_Requirements_
Return each line of the listing that contains the string "cards".

Data excerpts
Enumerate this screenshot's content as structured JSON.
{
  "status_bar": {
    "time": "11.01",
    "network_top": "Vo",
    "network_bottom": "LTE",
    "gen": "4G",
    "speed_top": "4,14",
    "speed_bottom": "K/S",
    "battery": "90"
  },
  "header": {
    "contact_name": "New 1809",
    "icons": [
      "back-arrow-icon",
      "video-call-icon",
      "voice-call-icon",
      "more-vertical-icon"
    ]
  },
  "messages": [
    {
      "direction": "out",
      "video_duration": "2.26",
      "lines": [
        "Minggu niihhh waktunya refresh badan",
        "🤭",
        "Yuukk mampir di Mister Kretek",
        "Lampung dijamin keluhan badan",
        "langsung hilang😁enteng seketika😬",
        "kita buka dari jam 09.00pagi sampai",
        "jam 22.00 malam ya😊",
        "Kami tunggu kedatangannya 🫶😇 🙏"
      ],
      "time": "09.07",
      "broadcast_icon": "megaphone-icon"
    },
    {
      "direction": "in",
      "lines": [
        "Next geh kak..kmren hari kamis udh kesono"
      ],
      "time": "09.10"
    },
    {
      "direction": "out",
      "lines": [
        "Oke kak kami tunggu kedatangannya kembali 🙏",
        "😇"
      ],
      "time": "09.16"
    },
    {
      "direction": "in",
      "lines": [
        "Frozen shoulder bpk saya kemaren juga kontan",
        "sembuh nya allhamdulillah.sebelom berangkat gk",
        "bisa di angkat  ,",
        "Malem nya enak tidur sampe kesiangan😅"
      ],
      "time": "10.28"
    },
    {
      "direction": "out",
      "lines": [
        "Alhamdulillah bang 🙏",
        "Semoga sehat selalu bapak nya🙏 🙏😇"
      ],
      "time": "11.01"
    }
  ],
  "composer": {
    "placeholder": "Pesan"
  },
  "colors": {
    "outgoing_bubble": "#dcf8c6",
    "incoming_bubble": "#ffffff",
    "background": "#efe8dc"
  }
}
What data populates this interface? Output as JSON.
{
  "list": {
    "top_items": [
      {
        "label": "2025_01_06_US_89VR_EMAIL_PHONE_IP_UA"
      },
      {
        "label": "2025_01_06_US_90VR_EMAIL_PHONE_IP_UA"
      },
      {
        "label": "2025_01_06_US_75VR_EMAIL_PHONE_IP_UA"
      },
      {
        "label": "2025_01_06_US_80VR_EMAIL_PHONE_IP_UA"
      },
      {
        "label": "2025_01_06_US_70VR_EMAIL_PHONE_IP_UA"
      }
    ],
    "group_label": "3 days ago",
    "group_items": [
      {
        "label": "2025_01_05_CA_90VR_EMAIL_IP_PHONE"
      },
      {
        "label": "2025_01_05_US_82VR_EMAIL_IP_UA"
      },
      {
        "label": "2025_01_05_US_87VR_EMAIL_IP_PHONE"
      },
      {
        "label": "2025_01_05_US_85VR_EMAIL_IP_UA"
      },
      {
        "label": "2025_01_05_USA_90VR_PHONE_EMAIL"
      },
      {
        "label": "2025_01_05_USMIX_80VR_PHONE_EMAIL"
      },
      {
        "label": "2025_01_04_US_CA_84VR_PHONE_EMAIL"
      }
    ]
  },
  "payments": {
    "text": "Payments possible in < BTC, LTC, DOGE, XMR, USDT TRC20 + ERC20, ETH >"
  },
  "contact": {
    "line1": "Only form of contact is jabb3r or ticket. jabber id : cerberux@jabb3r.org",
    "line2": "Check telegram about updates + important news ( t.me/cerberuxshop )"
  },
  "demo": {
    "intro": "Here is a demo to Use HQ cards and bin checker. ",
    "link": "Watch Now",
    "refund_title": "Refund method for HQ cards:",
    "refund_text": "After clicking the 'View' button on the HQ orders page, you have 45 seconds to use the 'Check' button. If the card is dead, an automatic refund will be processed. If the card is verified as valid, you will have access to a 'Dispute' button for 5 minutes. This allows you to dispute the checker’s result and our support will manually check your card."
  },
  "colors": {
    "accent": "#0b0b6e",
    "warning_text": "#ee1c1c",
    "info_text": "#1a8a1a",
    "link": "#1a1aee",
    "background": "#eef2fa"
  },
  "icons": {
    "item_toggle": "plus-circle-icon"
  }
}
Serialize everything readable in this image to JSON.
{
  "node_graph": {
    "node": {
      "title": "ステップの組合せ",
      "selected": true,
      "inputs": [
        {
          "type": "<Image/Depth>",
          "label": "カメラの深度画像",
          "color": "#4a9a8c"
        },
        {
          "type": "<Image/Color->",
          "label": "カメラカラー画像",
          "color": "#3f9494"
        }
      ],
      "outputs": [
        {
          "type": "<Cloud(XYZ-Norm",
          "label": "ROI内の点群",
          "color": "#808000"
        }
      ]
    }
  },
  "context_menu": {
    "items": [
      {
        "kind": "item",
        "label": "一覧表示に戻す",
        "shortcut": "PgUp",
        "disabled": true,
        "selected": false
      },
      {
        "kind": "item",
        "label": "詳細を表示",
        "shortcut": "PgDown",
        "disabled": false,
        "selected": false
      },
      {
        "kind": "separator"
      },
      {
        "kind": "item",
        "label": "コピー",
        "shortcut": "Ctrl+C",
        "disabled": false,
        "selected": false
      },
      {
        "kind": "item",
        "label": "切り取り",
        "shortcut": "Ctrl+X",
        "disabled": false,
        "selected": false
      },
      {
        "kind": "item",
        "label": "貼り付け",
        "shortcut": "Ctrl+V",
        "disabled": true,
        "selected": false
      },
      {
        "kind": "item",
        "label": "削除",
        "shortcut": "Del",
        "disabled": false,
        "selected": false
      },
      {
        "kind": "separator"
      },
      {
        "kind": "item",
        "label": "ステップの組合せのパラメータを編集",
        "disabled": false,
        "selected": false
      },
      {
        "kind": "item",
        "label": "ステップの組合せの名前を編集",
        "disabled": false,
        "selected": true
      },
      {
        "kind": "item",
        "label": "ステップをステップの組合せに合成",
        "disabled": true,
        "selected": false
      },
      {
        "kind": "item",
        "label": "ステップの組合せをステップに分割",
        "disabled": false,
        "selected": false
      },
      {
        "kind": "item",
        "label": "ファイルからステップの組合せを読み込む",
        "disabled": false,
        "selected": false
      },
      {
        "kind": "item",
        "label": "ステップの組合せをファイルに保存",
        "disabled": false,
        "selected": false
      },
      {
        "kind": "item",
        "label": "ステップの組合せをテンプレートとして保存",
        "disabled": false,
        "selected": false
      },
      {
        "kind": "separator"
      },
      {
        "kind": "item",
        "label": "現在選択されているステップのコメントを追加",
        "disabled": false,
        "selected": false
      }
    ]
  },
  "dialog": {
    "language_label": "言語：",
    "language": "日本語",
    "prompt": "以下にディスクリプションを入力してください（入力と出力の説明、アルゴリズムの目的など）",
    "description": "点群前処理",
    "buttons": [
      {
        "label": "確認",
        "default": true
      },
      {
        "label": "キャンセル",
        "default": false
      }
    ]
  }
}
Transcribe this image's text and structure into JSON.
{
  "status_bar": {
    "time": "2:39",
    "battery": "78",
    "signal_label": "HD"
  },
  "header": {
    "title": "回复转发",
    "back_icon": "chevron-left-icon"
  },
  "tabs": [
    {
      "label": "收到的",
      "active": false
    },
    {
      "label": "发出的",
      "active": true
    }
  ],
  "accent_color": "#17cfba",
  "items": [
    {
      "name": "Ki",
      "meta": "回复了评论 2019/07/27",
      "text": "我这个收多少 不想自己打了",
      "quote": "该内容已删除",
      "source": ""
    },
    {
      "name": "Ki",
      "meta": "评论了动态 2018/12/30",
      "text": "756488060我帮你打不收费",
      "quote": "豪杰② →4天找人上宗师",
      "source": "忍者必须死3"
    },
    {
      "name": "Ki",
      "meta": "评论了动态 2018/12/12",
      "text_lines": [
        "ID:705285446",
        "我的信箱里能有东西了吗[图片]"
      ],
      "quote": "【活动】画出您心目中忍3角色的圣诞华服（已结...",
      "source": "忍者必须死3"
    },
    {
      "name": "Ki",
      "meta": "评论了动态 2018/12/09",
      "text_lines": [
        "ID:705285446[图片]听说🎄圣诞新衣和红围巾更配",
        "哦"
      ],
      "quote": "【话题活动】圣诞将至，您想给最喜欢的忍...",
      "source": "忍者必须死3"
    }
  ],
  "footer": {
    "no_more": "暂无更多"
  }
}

_Response_
    "intro": "Here is a demo to Use HQ cards and bin checker. ",
    "refund_title": "Refund method for HQ cards:",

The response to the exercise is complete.